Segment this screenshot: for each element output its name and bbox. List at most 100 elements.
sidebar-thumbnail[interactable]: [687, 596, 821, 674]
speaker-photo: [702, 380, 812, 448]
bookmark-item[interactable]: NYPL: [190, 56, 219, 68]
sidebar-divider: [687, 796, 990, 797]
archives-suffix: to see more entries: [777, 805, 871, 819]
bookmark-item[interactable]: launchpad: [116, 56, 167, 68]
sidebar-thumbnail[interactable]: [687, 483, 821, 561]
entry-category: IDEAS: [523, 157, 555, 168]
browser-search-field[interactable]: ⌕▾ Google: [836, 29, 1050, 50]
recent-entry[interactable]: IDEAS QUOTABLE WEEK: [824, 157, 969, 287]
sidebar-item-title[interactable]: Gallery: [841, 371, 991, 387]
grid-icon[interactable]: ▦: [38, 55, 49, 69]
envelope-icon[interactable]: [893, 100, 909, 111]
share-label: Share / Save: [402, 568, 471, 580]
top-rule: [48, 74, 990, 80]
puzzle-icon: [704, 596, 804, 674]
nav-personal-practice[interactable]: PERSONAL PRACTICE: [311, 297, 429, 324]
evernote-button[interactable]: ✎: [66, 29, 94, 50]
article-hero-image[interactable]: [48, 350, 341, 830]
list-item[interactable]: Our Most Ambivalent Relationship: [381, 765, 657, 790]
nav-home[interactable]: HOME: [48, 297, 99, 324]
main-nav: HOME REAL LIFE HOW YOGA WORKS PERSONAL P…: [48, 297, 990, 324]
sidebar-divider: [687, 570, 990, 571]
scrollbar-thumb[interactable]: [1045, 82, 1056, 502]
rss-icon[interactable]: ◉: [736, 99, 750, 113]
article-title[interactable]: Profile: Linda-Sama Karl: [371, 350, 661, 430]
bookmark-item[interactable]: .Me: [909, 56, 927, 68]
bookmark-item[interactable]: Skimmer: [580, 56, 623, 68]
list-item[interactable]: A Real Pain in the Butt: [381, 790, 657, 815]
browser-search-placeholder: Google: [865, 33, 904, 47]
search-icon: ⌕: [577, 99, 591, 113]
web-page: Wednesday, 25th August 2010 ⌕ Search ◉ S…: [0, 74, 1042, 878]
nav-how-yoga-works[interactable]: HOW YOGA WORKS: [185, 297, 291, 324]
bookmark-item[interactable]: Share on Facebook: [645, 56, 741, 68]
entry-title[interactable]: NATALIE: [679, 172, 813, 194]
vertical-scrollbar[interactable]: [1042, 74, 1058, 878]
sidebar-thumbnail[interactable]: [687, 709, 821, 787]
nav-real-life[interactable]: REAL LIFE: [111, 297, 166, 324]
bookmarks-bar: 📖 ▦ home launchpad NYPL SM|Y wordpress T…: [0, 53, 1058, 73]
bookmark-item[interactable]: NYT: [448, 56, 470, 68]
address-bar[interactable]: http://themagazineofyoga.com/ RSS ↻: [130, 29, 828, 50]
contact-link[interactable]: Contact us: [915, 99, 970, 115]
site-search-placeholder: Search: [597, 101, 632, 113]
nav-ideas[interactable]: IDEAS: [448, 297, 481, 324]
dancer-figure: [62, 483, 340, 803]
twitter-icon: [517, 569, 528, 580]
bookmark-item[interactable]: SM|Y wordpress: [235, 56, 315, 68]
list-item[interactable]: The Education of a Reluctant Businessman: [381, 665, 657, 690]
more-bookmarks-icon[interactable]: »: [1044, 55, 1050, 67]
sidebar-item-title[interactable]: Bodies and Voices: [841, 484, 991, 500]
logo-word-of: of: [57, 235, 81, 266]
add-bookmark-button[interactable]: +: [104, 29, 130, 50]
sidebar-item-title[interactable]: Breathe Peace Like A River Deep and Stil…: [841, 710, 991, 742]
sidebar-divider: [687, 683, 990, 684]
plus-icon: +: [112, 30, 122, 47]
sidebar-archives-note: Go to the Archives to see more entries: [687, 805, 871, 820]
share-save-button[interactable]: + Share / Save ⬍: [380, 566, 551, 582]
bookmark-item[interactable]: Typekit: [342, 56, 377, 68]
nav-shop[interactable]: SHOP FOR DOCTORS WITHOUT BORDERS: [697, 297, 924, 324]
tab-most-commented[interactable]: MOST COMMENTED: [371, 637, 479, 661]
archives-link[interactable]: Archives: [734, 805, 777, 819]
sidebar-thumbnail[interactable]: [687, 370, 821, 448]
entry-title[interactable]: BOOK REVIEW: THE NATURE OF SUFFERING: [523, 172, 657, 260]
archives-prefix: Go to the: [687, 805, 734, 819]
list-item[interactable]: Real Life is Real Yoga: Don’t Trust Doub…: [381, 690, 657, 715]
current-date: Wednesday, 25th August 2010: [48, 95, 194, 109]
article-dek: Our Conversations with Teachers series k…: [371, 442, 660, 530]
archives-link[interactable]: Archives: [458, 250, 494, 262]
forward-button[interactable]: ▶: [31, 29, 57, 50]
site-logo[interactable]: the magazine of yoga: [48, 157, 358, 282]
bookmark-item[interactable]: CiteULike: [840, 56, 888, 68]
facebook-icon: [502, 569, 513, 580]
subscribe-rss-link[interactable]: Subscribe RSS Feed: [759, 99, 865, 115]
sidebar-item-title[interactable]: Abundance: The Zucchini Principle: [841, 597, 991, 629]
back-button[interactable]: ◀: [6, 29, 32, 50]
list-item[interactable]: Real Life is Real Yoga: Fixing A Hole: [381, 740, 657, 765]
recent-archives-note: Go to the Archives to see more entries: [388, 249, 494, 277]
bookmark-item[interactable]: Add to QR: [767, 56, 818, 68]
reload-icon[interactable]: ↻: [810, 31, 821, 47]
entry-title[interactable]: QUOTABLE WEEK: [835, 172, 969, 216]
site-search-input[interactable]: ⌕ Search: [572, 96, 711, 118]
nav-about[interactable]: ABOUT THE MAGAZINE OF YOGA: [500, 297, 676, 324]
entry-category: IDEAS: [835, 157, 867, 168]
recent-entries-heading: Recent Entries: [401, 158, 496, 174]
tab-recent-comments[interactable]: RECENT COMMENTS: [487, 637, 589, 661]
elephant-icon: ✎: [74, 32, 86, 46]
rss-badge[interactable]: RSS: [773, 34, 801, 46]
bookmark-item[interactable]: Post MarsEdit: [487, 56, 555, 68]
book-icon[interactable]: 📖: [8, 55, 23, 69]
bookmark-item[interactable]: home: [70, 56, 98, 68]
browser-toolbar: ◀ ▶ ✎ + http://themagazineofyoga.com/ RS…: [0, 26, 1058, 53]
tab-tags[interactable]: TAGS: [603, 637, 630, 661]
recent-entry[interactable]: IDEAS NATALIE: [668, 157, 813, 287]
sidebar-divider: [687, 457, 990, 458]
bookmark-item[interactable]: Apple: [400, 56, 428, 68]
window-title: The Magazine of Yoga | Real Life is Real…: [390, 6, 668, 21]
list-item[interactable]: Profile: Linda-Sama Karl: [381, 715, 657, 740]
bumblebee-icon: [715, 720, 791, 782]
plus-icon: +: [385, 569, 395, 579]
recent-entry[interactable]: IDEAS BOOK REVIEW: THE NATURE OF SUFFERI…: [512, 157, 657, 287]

**What to work on:**
Reproduce the entries verbatim, starting with the first line and ending with the line that contains "sidebar-thumbnail[interactable]: [687, 483, 821, 561]", both included.

**Answer for this exercise:**
Segment this screenshot: for each element output its name and bbox. List at most 100 elements.
sidebar-thumbnail[interactable]: [687, 596, 821, 674]
speaker-photo: [702, 380, 812, 448]
bookmark-item[interactable]: NYPL: [190, 56, 219, 68]
sidebar-divider: [687, 796, 990, 797]
archives-suffix: to see more entries: [777, 805, 871, 819]
bookmark-item[interactable]: launchpad: [116, 56, 167, 68]
sidebar-thumbnail[interactable]: [687, 483, 821, 561]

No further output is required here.